- [SHORT TASK 1]
Reproduce the records word for word, starting at their first line and ending with the line that contains "arrow-left-icon: [19, 93, 53, 123]", both included.

- [TEXT SHOWN]
START
New Delhi: Fifty years ago, when the critically acclaimed English singer-songwriter David Robert Jones, better known as David Bowie, released his sixth studio album ‘Aladdin Sane’, little did anyone know that the album cover would go on to become one of Bowie’s most “celebrated images”.
From his debut in 1967 until his death in 2016, Bowie remained at the centre of both acclaim and controversy, not only for his personal life, but also for his musical and artistic output every step of the way.
Bowie’s career and public image a year after the release of his breakthrough album, ‘The Rise and Fall of Ziggy Stardust and the Spiders from Mars’ or ‘Ziggy Stardust’ (1972), were defined by the artwork for his sequel album, ‘Aladdin Sane’ released in 1973.
END
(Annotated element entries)
START
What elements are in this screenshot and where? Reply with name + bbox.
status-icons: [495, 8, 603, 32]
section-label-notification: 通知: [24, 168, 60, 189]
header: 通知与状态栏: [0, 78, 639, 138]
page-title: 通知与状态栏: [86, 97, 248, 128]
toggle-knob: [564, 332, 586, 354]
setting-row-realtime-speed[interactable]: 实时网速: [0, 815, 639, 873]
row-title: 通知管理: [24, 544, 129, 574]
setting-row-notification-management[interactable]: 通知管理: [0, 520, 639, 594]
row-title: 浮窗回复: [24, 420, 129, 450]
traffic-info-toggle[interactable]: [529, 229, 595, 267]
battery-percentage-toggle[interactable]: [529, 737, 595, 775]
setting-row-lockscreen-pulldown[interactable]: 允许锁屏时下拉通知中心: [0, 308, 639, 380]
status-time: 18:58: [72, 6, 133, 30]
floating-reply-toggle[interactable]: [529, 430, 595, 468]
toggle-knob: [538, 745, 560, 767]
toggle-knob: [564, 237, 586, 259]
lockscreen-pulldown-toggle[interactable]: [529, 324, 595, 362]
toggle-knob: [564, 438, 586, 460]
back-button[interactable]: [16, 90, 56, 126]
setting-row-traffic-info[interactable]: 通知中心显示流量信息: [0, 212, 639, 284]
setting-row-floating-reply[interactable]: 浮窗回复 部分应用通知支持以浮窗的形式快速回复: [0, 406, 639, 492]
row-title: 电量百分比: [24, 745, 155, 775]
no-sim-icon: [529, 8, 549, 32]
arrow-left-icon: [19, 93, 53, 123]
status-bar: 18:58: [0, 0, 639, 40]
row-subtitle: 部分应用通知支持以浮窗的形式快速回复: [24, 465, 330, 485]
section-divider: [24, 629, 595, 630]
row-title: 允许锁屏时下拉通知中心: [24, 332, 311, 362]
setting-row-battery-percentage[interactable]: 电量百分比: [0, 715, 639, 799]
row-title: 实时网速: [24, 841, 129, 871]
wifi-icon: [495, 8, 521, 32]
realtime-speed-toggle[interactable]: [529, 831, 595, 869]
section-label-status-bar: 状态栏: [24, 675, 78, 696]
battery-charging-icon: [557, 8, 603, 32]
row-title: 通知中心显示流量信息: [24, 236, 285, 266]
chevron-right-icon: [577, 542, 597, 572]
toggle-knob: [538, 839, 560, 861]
END
- [SHORT TASK 2]
Answer these questions from the text on David Bowie:
(a) In what year did Bowie make his debut?
(b) What number studio album was 'Aladdin Sane' for Bowie?
(c) Which album of Bowie's came out in 1972?

- [EXERCISE SOLUTION 1]
What elements are in this screenshot and where? Reply with name + bbox.
status-icons: [495, 8, 603, 32]
section-label-notification: 通知: [24, 168, 60, 189]
header: 通知与状态栏: [0, 78, 639, 138]
page-title: 通知与状态栏: [86, 97, 248, 128]
toggle-knob: [564, 332, 586, 354]
setting-row-realtime-speed[interactable]: 实时网速: [0, 815, 639, 873]
row-title: 通知管理: [24, 544, 129, 574]
setting-row-notification-management[interactable]: 通知管理: [0, 520, 639, 594]
row-title: 浮窗回复: [24, 420, 129, 450]
traffic-info-toggle[interactable]: [529, 229, 595, 267]
battery-percentage-toggle[interactable]: [529, 737, 595, 775]
setting-row-lockscreen-pulldown[interactable]: 允许锁屏时下拉通知中心: [0, 308, 639, 380]
status-time: 18:58: [72, 6, 133, 30]
floating-reply-toggle[interactable]: [529, 430, 595, 468]
toggle-knob: [538, 745, 560, 767]
toggle-knob: [564, 237, 586, 259]
lockscreen-pulldown-toggle[interactable]: [529, 324, 595, 362]
toggle-knob: [564, 438, 586, 460]
back-button[interactable]: [16, 90, 56, 126]
setting-row-traffic-info[interactable]: 通知中心显示流量信息: [0, 212, 639, 284]
setting-row-floating-reply[interactable]: 浮窗回复 部分应用通知支持以浮窗的形式快速回复: [0, 406, 639, 492]
row-title: 电量百分比: [24, 745, 155, 775]
no-sim-icon: [529, 8, 549, 32]
arrow-left-icon: [19, 93, 53, 123]

- [EXERCISE SOLUTION 2]
(a) 1967
(b) His sixth
(c) 'The Rise and Fall of Ziggy Stardust and the Spiders from Mars' ('Ziggy Stardust')